+++ INFORMATION PROVIDED +++
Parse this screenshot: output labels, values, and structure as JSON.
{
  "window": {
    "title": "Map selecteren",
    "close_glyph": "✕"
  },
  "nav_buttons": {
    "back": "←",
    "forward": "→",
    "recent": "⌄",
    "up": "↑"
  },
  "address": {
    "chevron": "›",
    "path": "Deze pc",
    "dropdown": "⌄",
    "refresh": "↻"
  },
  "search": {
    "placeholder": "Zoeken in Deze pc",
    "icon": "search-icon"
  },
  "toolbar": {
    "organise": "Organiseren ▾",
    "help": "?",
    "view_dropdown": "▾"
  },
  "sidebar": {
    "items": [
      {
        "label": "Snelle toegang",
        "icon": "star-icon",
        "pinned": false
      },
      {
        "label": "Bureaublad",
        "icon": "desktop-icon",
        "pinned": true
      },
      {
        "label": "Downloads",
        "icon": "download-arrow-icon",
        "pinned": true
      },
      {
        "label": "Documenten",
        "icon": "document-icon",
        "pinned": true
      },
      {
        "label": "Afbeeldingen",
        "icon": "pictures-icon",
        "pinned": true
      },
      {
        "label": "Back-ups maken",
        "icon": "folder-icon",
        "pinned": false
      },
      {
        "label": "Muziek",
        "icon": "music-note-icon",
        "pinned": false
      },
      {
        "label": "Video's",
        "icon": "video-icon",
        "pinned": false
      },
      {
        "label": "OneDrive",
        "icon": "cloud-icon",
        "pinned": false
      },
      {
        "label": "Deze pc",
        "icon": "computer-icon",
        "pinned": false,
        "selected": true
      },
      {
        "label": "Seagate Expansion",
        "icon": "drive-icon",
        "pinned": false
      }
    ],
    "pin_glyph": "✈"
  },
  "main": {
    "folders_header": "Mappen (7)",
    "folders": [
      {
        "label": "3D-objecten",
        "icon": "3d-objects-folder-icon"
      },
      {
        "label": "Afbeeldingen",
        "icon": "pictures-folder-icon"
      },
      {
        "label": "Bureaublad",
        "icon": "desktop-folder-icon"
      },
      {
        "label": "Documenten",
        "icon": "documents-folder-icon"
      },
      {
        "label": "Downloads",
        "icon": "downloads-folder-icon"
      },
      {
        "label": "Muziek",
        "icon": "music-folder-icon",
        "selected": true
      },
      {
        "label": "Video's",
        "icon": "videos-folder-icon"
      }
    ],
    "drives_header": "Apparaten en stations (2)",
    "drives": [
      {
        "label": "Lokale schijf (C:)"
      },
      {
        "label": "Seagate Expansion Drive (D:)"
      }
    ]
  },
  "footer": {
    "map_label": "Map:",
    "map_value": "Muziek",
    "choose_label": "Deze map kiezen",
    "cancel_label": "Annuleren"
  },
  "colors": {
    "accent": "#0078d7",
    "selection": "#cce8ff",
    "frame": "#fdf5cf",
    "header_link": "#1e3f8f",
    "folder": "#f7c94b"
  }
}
+++
* **YOUR INSTRUCTIONS**
Retype all of the data shown above, word for word.

* **SOLUTION TO THIS PROBLEM**
Parse this screenshot: output labels, values, and structure as JSON.
{
  "window": {
    "title": "Map selecteren",
    "close_glyph": "✕"
  },
  "nav_buttons": {
    "back": "←",
    "forward": "→",
    "recent": "⌄",
    "up": "↑"
  },
  "address": {
    "chevron": "›",
    "path": "Deze pc",
    "dropdown": "⌄",
    "refresh": "↻"
  },
  "search": {
    "placeholder": "Zoeken in Deze pc",
    "icon": "search-icon"
  },
  "toolbar": {
    "organise": "Organiseren ▾",
    "help": "?",
    "view_dropdown": "▾"
  },
  "sidebar": {
    "items": [
      {
        "label": "Snelle toegang",
        "icon": "star-icon",
        "pinned": false
      },
      {
        "label": "Bureaublad",
        "icon": "desktop-icon",
        "pinned": true
      },
      {
        "label": "Downloads",
        "icon": "download-arrow-icon",
        "pinned": true
      },
      {
        "label": "Documenten",
        "icon": "document-icon",
        "pinned": true
      },
      {
        "label": "Afbeeldingen",
        "icon": "pictures-icon",
        "pinned": true
      },
      {
        "label": "Back-ups maken",
        "icon": "folder-icon",
        "pinned": false
      },
      {
        "label": "Muziek",
        "icon": "music-note-icon",
        "pinned": false
      },
      {
        "label": "Video's",
        "icon": "video-icon",
        "pinned": false
      },
      {
        "label": "OneDrive",
        "icon": "cloud-icon",
        "pinned": false
      },
      {
        "label": "Deze pc",
        "icon": "computer-icon",
        "pinned": false,
        "selected": true
      },
      {
        "label": "Seagate Expansion",
        "icon": "drive-icon",
        "pinned": false
      }
    ],
    "pin_glyph": "✈"
  },
  "main": {
    "folders_header": "Mappen (7)",
    "folders": [
      {
        "label": "3D-objecten",
        "icon": "3d-objects-folder-icon"
      },
      {
        "label": "Afbeeldingen",
        "icon": "pictures-folder-icon"
      },
      {
        "label": "Bureaublad",
        "icon": "desktop-folder-icon"
      },
      {
        "label": "Documenten",
        "icon": "documents-folder-icon"
      },
      {
        "label": "Downloads",
        "icon": "downloads-folder-icon"
      },
      {
        "label": "Muziek",
        "icon": "music-folder-icon",
        "selected": true
      },
      {
        "label": "Video's",
        "icon": "videos-folder-icon"
      }
    ],
    "drives_header": "Apparaten en stations (2)",
    "drives": [
      {
        "label": "Lokale schijf (C:)"
      },
      {
        "label": "Seagate Expansion Drive (D:)"
      }
    ]
  },
  "footer": {
    "map_label": "Map:",
    "map_value": "Muziek",
    "choose_label": "Deze map kiezen",
    "cancel_label": "Annuleren"
  },
  "colors": {
    "accent": "#0078d7",
    "selection": "#cce8ff",
    "frame": "#fdf5cf",
    "header_link": "#1e3f8f",
    "folder": "#f7c94b"
  }
}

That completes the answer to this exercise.